TASK DESCRIPTION: Reproduce every entry below precisely; do not include the pictures.

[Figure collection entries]
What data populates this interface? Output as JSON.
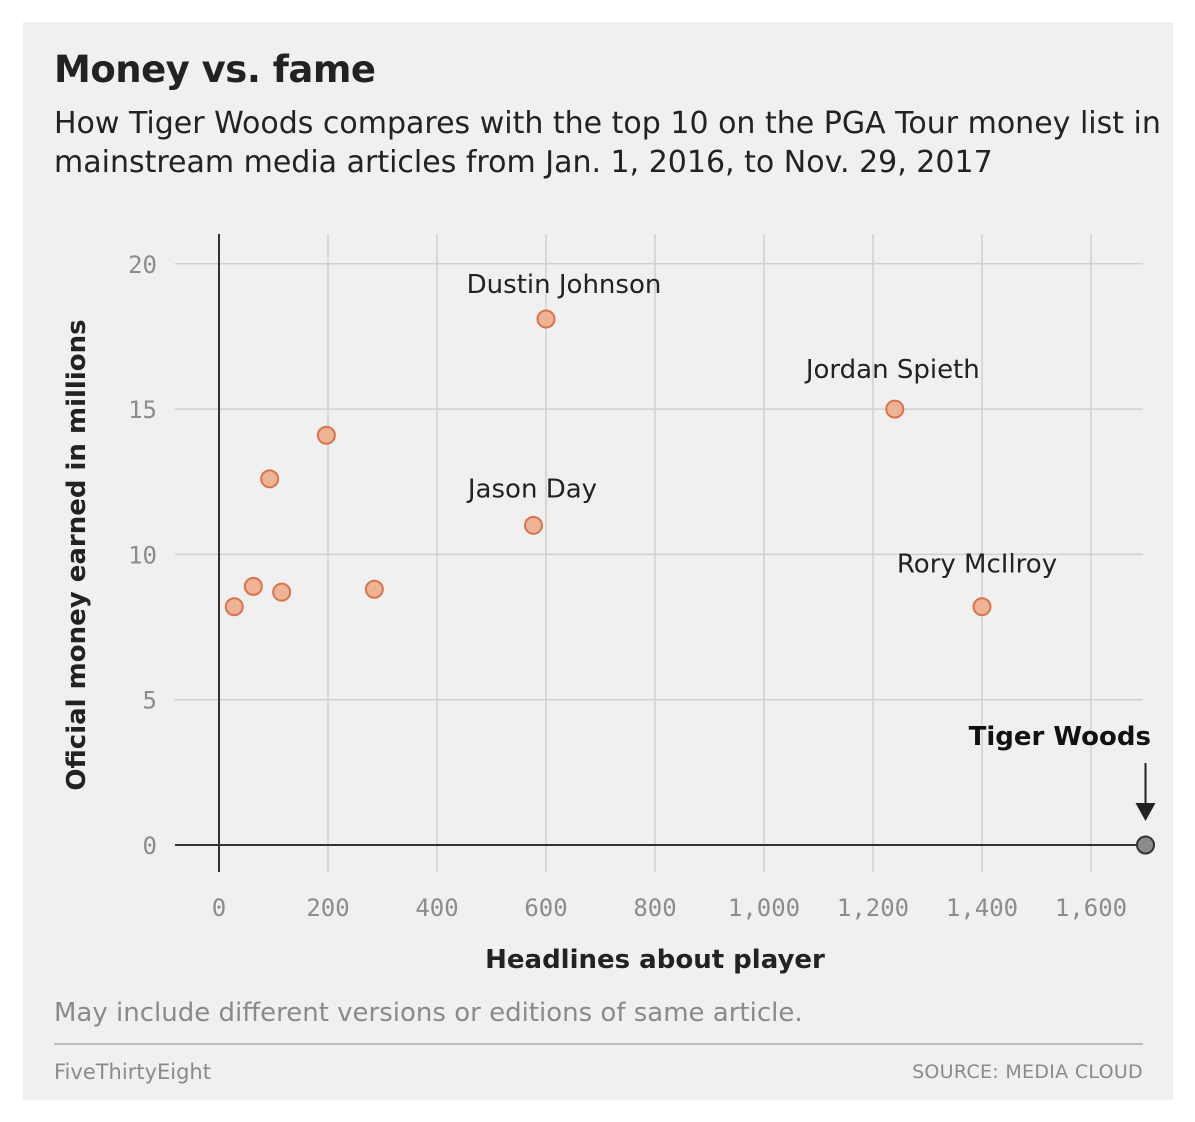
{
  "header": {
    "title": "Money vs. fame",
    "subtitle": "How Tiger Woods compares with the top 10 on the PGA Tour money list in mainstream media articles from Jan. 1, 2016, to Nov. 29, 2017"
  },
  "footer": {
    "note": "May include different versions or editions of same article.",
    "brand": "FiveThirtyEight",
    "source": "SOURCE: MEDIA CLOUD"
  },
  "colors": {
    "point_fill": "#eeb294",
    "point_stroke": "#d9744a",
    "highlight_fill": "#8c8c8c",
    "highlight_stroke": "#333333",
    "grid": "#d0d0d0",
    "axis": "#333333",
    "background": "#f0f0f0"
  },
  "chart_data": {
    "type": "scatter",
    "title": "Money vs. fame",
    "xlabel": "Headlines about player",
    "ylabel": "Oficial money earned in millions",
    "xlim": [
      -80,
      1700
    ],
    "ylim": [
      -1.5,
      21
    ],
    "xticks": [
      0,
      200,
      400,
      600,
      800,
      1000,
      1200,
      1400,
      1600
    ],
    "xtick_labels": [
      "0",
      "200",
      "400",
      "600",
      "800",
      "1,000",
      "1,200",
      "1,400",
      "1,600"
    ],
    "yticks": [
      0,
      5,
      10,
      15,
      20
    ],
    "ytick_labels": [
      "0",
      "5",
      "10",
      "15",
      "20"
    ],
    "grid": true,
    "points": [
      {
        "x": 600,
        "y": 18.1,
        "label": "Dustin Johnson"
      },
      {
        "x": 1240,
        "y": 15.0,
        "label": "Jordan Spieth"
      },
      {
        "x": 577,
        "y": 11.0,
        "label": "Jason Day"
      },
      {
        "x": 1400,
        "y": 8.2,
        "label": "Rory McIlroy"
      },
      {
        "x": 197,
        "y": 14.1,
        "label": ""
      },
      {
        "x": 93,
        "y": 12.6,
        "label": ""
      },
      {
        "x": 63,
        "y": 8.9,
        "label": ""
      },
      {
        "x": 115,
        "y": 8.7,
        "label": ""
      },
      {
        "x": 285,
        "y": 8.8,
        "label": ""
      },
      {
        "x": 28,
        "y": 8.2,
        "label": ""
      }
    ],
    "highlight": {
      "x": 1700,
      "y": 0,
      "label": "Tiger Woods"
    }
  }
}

EXERCISE SOLUTION:
What data populates this interface? Output as JSON.
{
  "header": {
    "title": "Money vs. fame",
    "subtitle": "How Tiger Woods compares with the top 10 on the PGA Tour money list in mainstream media articles from Jan. 1, 2016, to Nov. 29, 2017"
  },
  "footer": {
    "note": "May include different versions or editions of same article.",
    "brand": "FiveThirtyEight",
    "source": "SOURCE: MEDIA CLOUD"
  },
  "colors": {
    "point_fill": "#eeb294",
    "point_stroke": "#d9744a",
    "highlight_fill": "#8c8c8c",
    "highlight_stroke": "#333333",
    "grid": "#d0d0d0",
    "axis": "#333333",
    "background": "#f0f0f0"
  },
  "chart_data": {
    "type": "scatter",
    "title": "Money vs. fame",
    "xlabel": "Headlines about player",
    "ylabel": "Oficial money earned in millions",
    "xlim": [
      -80,
      1700
    ],
    "ylim": [
      -1.5,
      21
    ],
    "xticks": [
      0,
      200,
      400,
      600,
      800,
      1000,
      1200,
      1400,
      1600
    ],
    "xtick_labels": [
      "0",
      "200",
      "400",
      "600",
      "800",
      "1,000",
      "1,200",
      "1,400",
      "1,600"
    ],
    "yticks": [
      0,
      5,
      10,
      15,
      20
    ],
    "ytick_labels": [
      "0",
      "5",
      "10",
      "15",
      "20"
    ],
    "grid": true,
    "points": [
      {
        "x": 600,
        "y": 18.1,
        "label": "Dustin Johnson"
      },
      {
        "x": 1240,
        "y": 15.0,
        "label": "Jordan Spieth"
      },
      {
        "x": 577,
        "y": 11.0,
        "label": "Jason Day"
      },
      {
        "x": 1400,
        "y": 8.2,
        "label": "Rory McIlroy"
      },
      {
        "x": 197,
        "y": 14.1,
        "label": ""
      },
      {
        "x": 93,
        "y": 12.6,
        "label": ""
      },
      {
        "x": 63,
        "y": 8.9,
        "label": ""
      },
      {
        "x": 115,
        "y": 8.7,
        "label": ""
      },
      {
        "x": 285,
        "y": 8.8,
        "label": ""
      },
      {
        "x": 28,
        "y": 8.2,
        "label": ""
      }
    ],
    "highlight": {
      "x": 1700,
      "y": 0,
      "label": "Tiger Woods"
    }
  }
}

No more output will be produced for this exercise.